Output the entries below exactly as written, omitting pictures.
======== Data lines
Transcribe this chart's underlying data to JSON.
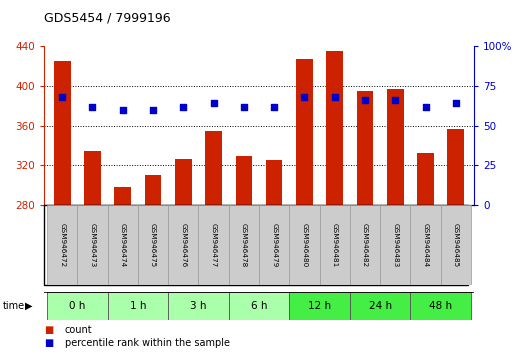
{
  "title": "GDS5454 / 7999196",
  "samples": [
    "GSM946472",
    "GSM946473",
    "GSM946474",
    "GSM946475",
    "GSM946476",
    "GSM946477",
    "GSM946478",
    "GSM946479",
    "GSM946480",
    "GSM946481",
    "GSM946482",
    "GSM946483",
    "GSM946484",
    "GSM946485"
  ],
  "counts": [
    425,
    335,
    298,
    310,
    327,
    355,
    330,
    326,
    427,
    435,
    395,
    397,
    333,
    357
  ],
  "percentile_ranks": [
    68,
    62,
    60,
    60,
    62,
    64,
    62,
    62,
    68,
    68,
    66,
    66,
    62,
    64
  ],
  "ylim_left": [
    280,
    440
  ],
  "ylim_right": [
    0,
    100
  ],
  "yticks_left": [
    280,
    320,
    360,
    400,
    440
  ],
  "yticks_right": [
    0,
    25,
    50,
    75,
    100
  ],
  "time_groups": [
    {
      "label": "0 h",
      "indices": [
        0,
        1
      ],
      "color": "#aaffaa"
    },
    {
      "label": "1 h",
      "indices": [
        2,
        3
      ],
      "color": "#aaffaa"
    },
    {
      "label": "3 h",
      "indices": [
        4,
        5
      ],
      "color": "#aaffaa"
    },
    {
      "label": "6 h",
      "indices": [
        6,
        7
      ],
      "color": "#aaffaa"
    },
    {
      "label": "12 h",
      "indices": [
        8,
        9
      ],
      "color": "#44ee44"
    },
    {
      "label": "24 h",
      "indices": [
        10,
        11
      ],
      "color": "#44ee44"
    },
    {
      "label": "48 h",
      "indices": [
        12,
        13
      ],
      "color": "#44ee44"
    }
  ],
  "bar_color": "#cc2200",
  "dot_color": "#0000cc",
  "bg_color": "#ffffff",
  "sample_bg_color": "#cccccc",
  "legend_count_label": "count",
  "legend_pct_label": "percentile rank within the sample",
  "left_axis_color": "#cc2200",
  "right_axis_color": "#0000cc",
  "grid_yticks": [
    320,
    360,
    400
  ]
}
================
> [Complete output]
Transcribe this chart's underlying data to JSON.
{
  "title": "GDS5454 / 7999196",
  "samples": [
    "GSM946472",
    "GSM946473",
    "GSM946474",
    "GSM946475",
    "GSM946476",
    "GSM946477",
    "GSM946478",
    "GSM946479",
    "GSM946480",
    "GSM946481",
    "GSM946482",
    "GSM946483",
    "GSM946484",
    "GSM946485"
  ],
  "counts": [
    425,
    335,
    298,
    310,
    327,
    355,
    330,
    326,
    427,
    435,
    395,
    397,
    333,
    357
  ],
  "percentile_ranks": [
    68,
    62,
    60,
    60,
    62,
    64,
    62,
    62,
    68,
    68,
    66,
    66,
    62,
    64
  ],
  "ylim_left": [
    280,
    440
  ],
  "ylim_right": [
    0,
    100
  ],
  "yticks_left": [
    280,
    320,
    360,
    400,
    440
  ],
  "yticks_right": [
    0,
    25,
    50,
    75,
    100
  ],
  "time_groups": [
    {
      "label": "0 h",
      "indices": [
        0,
        1
      ],
      "color": "#aaffaa"
    },
    {
      "label": "1 h",
      "indices": [
        2,
        3
      ],
      "color": "#aaffaa"
    },
    {
      "label": "3 h",
      "indices": [
        4,
        5
      ],
      "color": "#aaffaa"
    },
    {
      "label": "6 h",
      "indices": [
        6,
        7
      ],
      "color": "#aaffaa"
    },
    {
      "label": "12 h",
      "indices": [
        8,
        9
      ],
      "color": "#44ee44"
    },
    {
      "label": "24 h",
      "indices": [
        10,
        11
      ],
      "color": "#44ee44"
    },
    {
      "label": "48 h",
      "indices": [
        12,
        13
      ],
      "color": "#44ee44"
    }
  ],
  "bar_color": "#cc2200",
  "dot_color": "#0000cc",
  "bg_color": "#ffffff",
  "sample_bg_color": "#cccccc",
  "legend_count_label": "count",
  "legend_pct_label": "percentile rank within the sample",
  "left_axis_color": "#cc2200",
  "right_axis_color": "#0000cc",
  "grid_yticks": [
    320,
    360,
    400
  ]
}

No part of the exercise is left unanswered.